> [PROBLEM REQUIREMENTS]: From the entries below, report how many lines contain the string "blue". Give only that number.

> [RAW RECORDS]:
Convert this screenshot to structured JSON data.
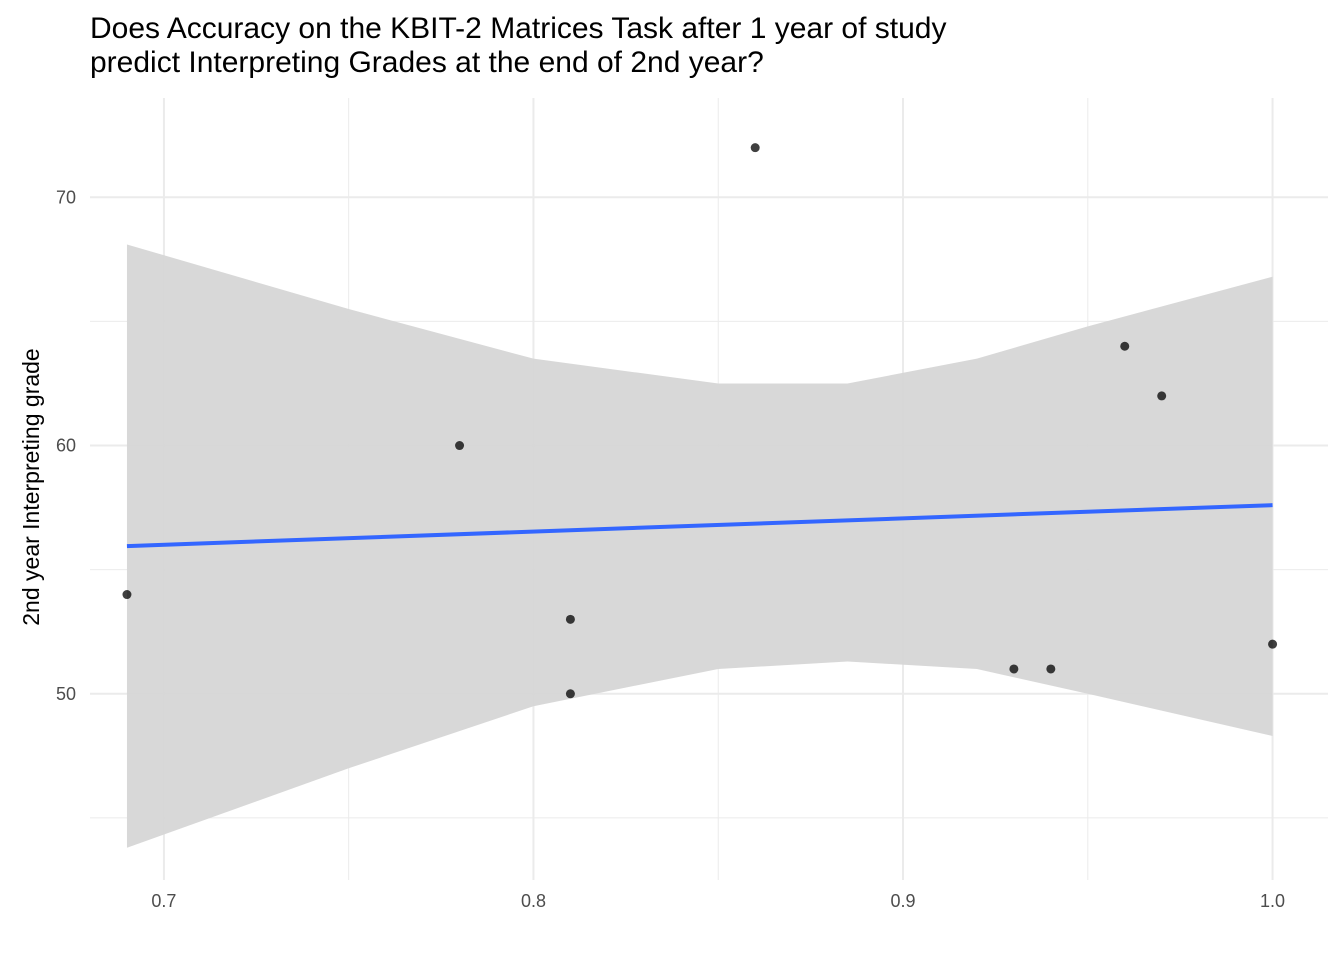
{
  "chart_data": {
    "type": "scatter",
    "title_lines": [
      "Does Accuracy on the KBIT-2 Matrices Task after 1 year of study",
      "predict Interpreting Grades at the end of 2nd year?"
    ],
    "xlabel": "",
    "ylabel": "2nd year Interpreting grade",
    "xlim": [
      0.68,
      1.015
    ],
    "ylim": [
      42.5,
      74
    ],
    "x_ticks": [
      0.7,
      0.8,
      0.9,
      1.0
    ],
    "x_tick_labels": [
      "0.7",
      "0.8",
      "0.9",
      "1.0"
    ],
    "y_ticks": [
      50,
      60,
      70
    ],
    "y_tick_labels": [
      "50",
      "60",
      "70"
    ],
    "grid": true,
    "points": [
      {
        "x": 0.69,
        "y": 54
      },
      {
        "x": 0.78,
        "y": 60
      },
      {
        "x": 0.81,
        "y": 53
      },
      {
        "x": 0.81,
        "y": 50
      },
      {
        "x": 0.86,
        "y": 72
      },
      {
        "x": 0.93,
        "y": 51
      },
      {
        "x": 0.94,
        "y": 51
      },
      {
        "x": 0.96,
        "y": 64
      },
      {
        "x": 0.97,
        "y": 62
      },
      {
        "x": 1.0,
        "y": 52
      }
    ],
    "regression_line": {
      "x": [
        0.69,
        1.0
      ],
      "y": [
        55.95,
        57.6
      ]
    },
    "confidence_band": {
      "x": [
        0.69,
        0.75,
        0.8,
        0.85,
        0.885,
        0.92,
        0.95,
        1.0
      ],
      "upper": [
        68.1,
        65.5,
        63.5,
        62.5,
        62.5,
        63.5,
        64.8,
        66.8
      ],
      "lower": [
        43.8,
        47.0,
        49.5,
        51.0,
        51.3,
        51.0,
        50.0,
        48.3
      ]
    },
    "colors": {
      "points": "#000000",
      "line": "#3366ff",
      "band": "#d6d6d6",
      "grid": "#ebebeb"
    }
  }
}
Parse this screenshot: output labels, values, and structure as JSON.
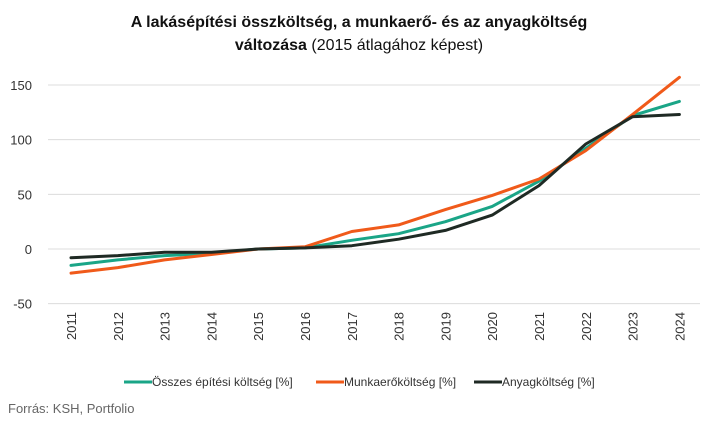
{
  "chart_data": {
    "type": "line",
    "title_bold_line1": "A lakásépítési összköltség, a munkaerő- és az anyagköltség",
    "title_bold_line2": "változása",
    "title_normal_line2": " (2015 átlagához képest)",
    "xlabel": "",
    "ylabel": "",
    "categories": [
      "2011",
      "2012",
      "2013",
      "2014",
      "2015",
      "2016",
      "2017",
      "2018",
      "2019",
      "2020",
      "2021",
      "2022",
      "2023",
      "2024"
    ],
    "ylim": [
      -50,
      160
    ],
    "yticks": [
      -50,
      0,
      50,
      100,
      150
    ],
    "ytick_labels": [
      "-50",
      "0",
      "50",
      "100",
      "150"
    ],
    "grid": "horizontal",
    "legend_position": "bottom",
    "series": [
      {
        "name": "Összes építési költség [%]",
        "color": "#1aa587",
        "values": [
          -15,
          -10,
          -6,
          -4,
          0,
          1,
          8,
          14,
          25,
          39,
          62,
          92,
          122,
          135
        ]
      },
      {
        "name": "Munkaerőköltség [%]",
        "color": "#f05a1a",
        "values": [
          -22,
          -17,
          -10,
          -5,
          0,
          2,
          16,
          22,
          36,
          49,
          64,
          90,
          123,
          157
        ]
      },
      {
        "name": "Anyagköltség [%]",
        "color": "#1f2a24",
        "values": [
          -8,
          -6,
          -3,
          -3,
          0,
          1,
          3,
          9,
          17,
          31,
          58,
          96,
          121,
          123
        ]
      }
    ],
    "source": "Forrás: KSH, Portfolio"
  }
}
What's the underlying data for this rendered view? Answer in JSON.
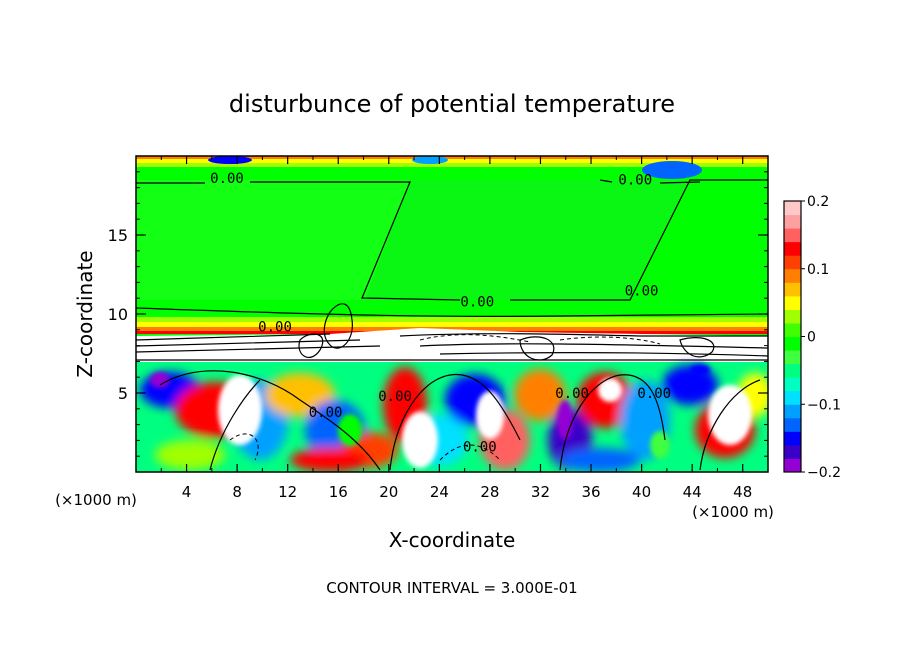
{
  "chart_data": {
    "type": "heatmap",
    "title": "disturbunce of potential temperature",
    "xlabel": "X-coordinate",
    "ylabel": "Z-coordinate",
    "x_unit_left": "(×1000 m)",
    "x_unit_right": "(×1000 m)",
    "xlim": [
      0,
      50
    ],
    "ylim": [
      0,
      20
    ],
    "x_ticks": [
      4,
      8,
      12,
      16,
      20,
      24,
      28,
      32,
      36,
      40,
      44,
      48
    ],
    "x_tick_labels": [
      "4",
      "8",
      "12",
      "16",
      "20",
      "24",
      "28",
      "32",
      "36",
      "40",
      "44",
      "48"
    ],
    "y_ticks": [
      5,
      10,
      15
    ],
    "y_tick_labels": [
      "5",
      "10",
      "15"
    ],
    "contour_labels": [
      {
        "text": "0.00",
        "x": 7.2,
        "z": 18.6
      },
      {
        "text": "0.00",
        "x": 39.5,
        "z": 18.5
      },
      {
        "text": "0.00",
        "x": 27.0,
        "z": 10.8
      },
      {
        "text": "0.00",
        "x": 11.0,
        "z": 9.2
      },
      {
        "text": "0.00",
        "x": 40.0,
        "z": 11.5
      },
      {
        "text": "0.00",
        "x": 15.0,
        "z": 3.8
      },
      {
        "text": "0.00",
        "x": 27.2,
        "z": 1.6
      },
      {
        "text": "0.00",
        "x": 20.5,
        "z": 4.8
      },
      {
        "text": "0.00",
        "x": 34.5,
        "z": 5.0
      },
      {
        "text": "0.00",
        "x": 41.0,
        "z": 5.0
      }
    ],
    "colorbar": {
      "min": -0.2,
      "max": 0.2,
      "tick_values": [
        0.2,
        0.1,
        0,
        -0.1,
        -0.2
      ],
      "tick_labels": [
        "0.2",
        "0.1",
        "0",
        "−0.1",
        "−0.2"
      ],
      "colors": [
        "#9400d3",
        "#3a00c8",
        "#0000ff",
        "#0064ff",
        "#00a0ff",
        "#00e0ff",
        "#00ffc0",
        "#00ff80",
        "#40ff40",
        "#00ff00",
        "#40ff00",
        "#a0ff00",
        "#ffff00",
        "#ffc000",
        "#ff8000",
        "#ff4000",
        "#ff0000",
        "#ff6060",
        "#ffa0a0",
        "#ffc8c8"
      ]
    },
    "footer": "CONTOUR INTERVAL = 3.000E-01"
  }
}
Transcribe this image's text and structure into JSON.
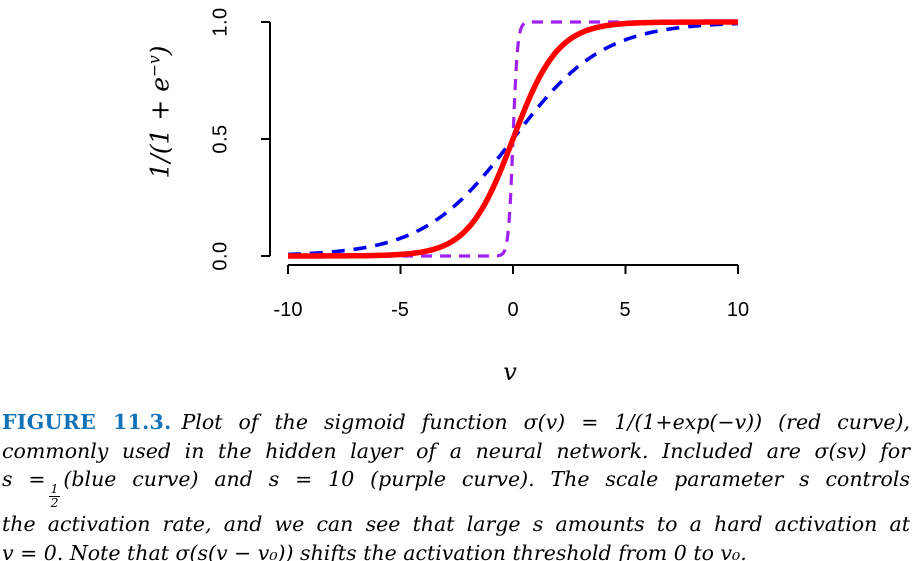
{
  "chart_data": {
    "type": "line",
    "title": "",
    "xlabel": "v",
    "ylabel": "1/(1 + e−v)",
    "ylabel_parts": {
      "base_left": "1/(1 + e",
      "superscript": "−v",
      "base_right": ")"
    },
    "xlim": [
      -10,
      10
    ],
    "ylim": [
      0,
      1
    ],
    "x_tick_labels": [
      "-10",
      "-5",
      "0",
      "5",
      "10"
    ],
    "y_tick_labels": [
      "0.0",
      "0.5",
      "1.0"
    ],
    "grid": false,
    "axis_color": "#000000",
    "function": "sigma(s*v) = 1/(1 + exp(-s*v)), sampled for v in [-10, 10]",
    "series": [
      {
        "id": "blue",
        "name": "σ(sv), s = 1/2 (blue curve)",
        "s": 0.5,
        "color": "#0000EE",
        "style": "dashed",
        "dash": "13 9",
        "width": 3.6
      },
      {
        "id": "purple",
        "name": "σ(sv), s = 10 (purple curve)",
        "s": 10,
        "color": "#A020F0",
        "style": "dashed",
        "dash": "11 8",
        "width": 3.2
      },
      {
        "id": "red",
        "name": "σ(v) (red curve)",
        "s": 1,
        "color": "#FF0000",
        "style": "solid",
        "dash": "",
        "width": 5.5
      }
    ],
    "key_points": [
      {
        "v": 0,
        "y": 0.5
      },
      {
        "v": -10,
        "y": 0
      },
      {
        "v": 10,
        "y": 1
      }
    ]
  },
  "caption": {
    "figure_label": "FIGURE 11.3.",
    "figure_label_color": "#1273B8",
    "line1": "Plot of the sigmoid function σ(v) = 1/(1+exp(−v)) (red curve),",
    "line2": "commonly used in the hidden layer of a neural network. Included are σ(sv) for",
    "line3_pre": "s =",
    "frac_num": "1",
    "frac_den": "2",
    "line3_post": "(blue curve) and s = 10 (purple curve). The scale parameter s controls",
    "line4": "the activation rate, and we can see that large s amounts to a hard activation at",
    "line5": "v = 0. Note that σ(s(v − v₀)) shifts the activation threshold from 0 to v₀."
  }
}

> [REPLY TO THE TASK]: 3